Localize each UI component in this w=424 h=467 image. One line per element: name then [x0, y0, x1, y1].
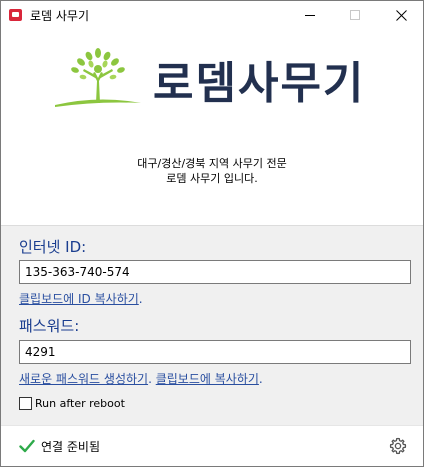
logo-area: 로뎀사무기 대구/경산/경북 지역 사무기 전문 로뎀 사무기 입니다. — [1, 29, 423, 225]
window-title: 로뎀 사무기 — [30, 9, 90, 23]
status-bar: 연결 준비됨 — [1, 425, 423, 466]
maximize-button — [335, 1, 375, 29]
minimize-icon — [305, 14, 315, 16]
title-bar[interactable]: 로뎀 사무기 — [1, 1, 423, 29]
run-after-reboot-checkbox[interactable] — [19, 396, 32, 410]
copy-password-link-suffix: . — [258, 372, 263, 386]
tagline-line-1: 대구/경산/경북 지역 사무기 전문 — [137, 157, 287, 170]
connection-status-text: 연결 준비됨 — [41, 440, 101, 454]
copy-id-link-suffix: . — [138, 292, 143, 306]
close-button[interactable] — [381, 1, 421, 29]
brand-logo-text: 로뎀사무기 — [153, 58, 366, 109]
copy-id-link[interactable]: 클립보드에 ID 복사하기 — [19, 292, 139, 306]
password-field[interactable] — [19, 340, 411, 364]
id-link-row: 클립보드에 ID 복사하기. — [19, 290, 143, 307]
internet-id-field[interactable] — [19, 260, 411, 284]
connection-panel: 인터넷 ID: 클립보드에 ID 복사하기. 패스워드: 새로운 패스워드 생성… — [1, 225, 423, 425]
minimize-button[interactable] — [290, 1, 330, 29]
link-separator: . — [148, 372, 156, 386]
tagline-line-2: 로뎀 사무기 입니다. — [166, 172, 258, 185]
app-icon — [9, 9, 22, 21]
maximize-icon — [350, 10, 360, 20]
internet-id-label: 인터넷 ID: — [19, 238, 87, 256]
copy-password-link[interactable]: 클립보드에 복사하기 — [156, 372, 259, 386]
run-after-reboot-label: Run after reboot — [35, 396, 125, 410]
check-icon — [19, 439, 35, 453]
password-label: 패스워드: — [19, 317, 80, 335]
generate-password-link[interactable]: 새로운 패스워드 생성하기 — [19, 372, 148, 386]
run-after-reboot-option[interactable]: Run after reboot — [19, 395, 125, 411]
app-window: 로뎀 사무기 로뎀사무기 대구/경산/경북 지역 사무기 전문 로뎀 사무기 입… — [0, 0, 424, 467]
tree-logo-icon — [55, 48, 141, 107]
close-icon — [395, 9, 407, 21]
gear-icon[interactable] — [389, 437, 407, 455]
password-link-row: 새로운 패스워드 생성하기. 클립보드에 복사하기. — [19, 370, 263, 387]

○ ○ ○ ○ ○

§ EXERCISE REQUIREMENTS
Copy the rows above verbatim, starting with the line containing "logo-area: 로뎀사무기 대구/경산/경북" and continuing through the line containing "check-icon — [19, 439, 35, 453]", both included.

§ FULL SOLUTION
logo-area: 로뎀사무기 대구/경산/경북 지역 사무기 전문 로뎀 사무기 입니다. — [1, 29, 423, 225]
window-title: 로뎀 사무기 — [30, 9, 90, 23]
status-bar: 연결 준비됨 — [1, 425, 423, 466]
maximize-button — [335, 1, 375, 29]
minimize-icon — [305, 14, 315, 16]
title-bar[interactable]: 로뎀 사무기 — [1, 1, 423, 29]
run-after-reboot-checkbox[interactable] — [19, 396, 32, 410]
copy-password-link-suffix: . — [258, 372, 263, 386]
tagline-line-1: 대구/경산/경북 지역 사무기 전문 — [137, 157, 287, 170]
connection-status-text: 연결 준비됨 — [41, 440, 101, 454]
copy-id-link-suffix: . — [138, 292, 143, 306]
close-button[interactable] — [381, 1, 421, 29]
brand-logo-text: 로뎀사무기 — [153, 58, 366, 109]
copy-id-link[interactable]: 클립보드에 ID 복사하기 — [19, 292, 139, 306]
password-field[interactable] — [19, 340, 411, 364]
id-link-row: 클립보드에 ID 복사하기. — [19, 290, 143, 307]
internet-id-field[interactable] — [19, 260, 411, 284]
connection-panel: 인터넷 ID: 클립보드에 ID 복사하기. 패스워드: 새로운 패스워드 생성… — [1, 225, 423, 425]
minimize-button[interactable] — [290, 1, 330, 29]
link-separator: . — [148, 372, 156, 386]
tagline-line-2: 로뎀 사무기 입니다. — [166, 172, 258, 185]
app-icon — [9, 9, 22, 21]
maximize-icon — [350, 10, 360, 20]
internet-id-label: 인터넷 ID: — [19, 238, 87, 256]
copy-password-link[interactable]: 클립보드에 복사하기 — [156, 372, 259, 386]
run-after-reboot-label: Run after reboot — [35, 396, 125, 410]
check-icon — [19, 439, 35, 453]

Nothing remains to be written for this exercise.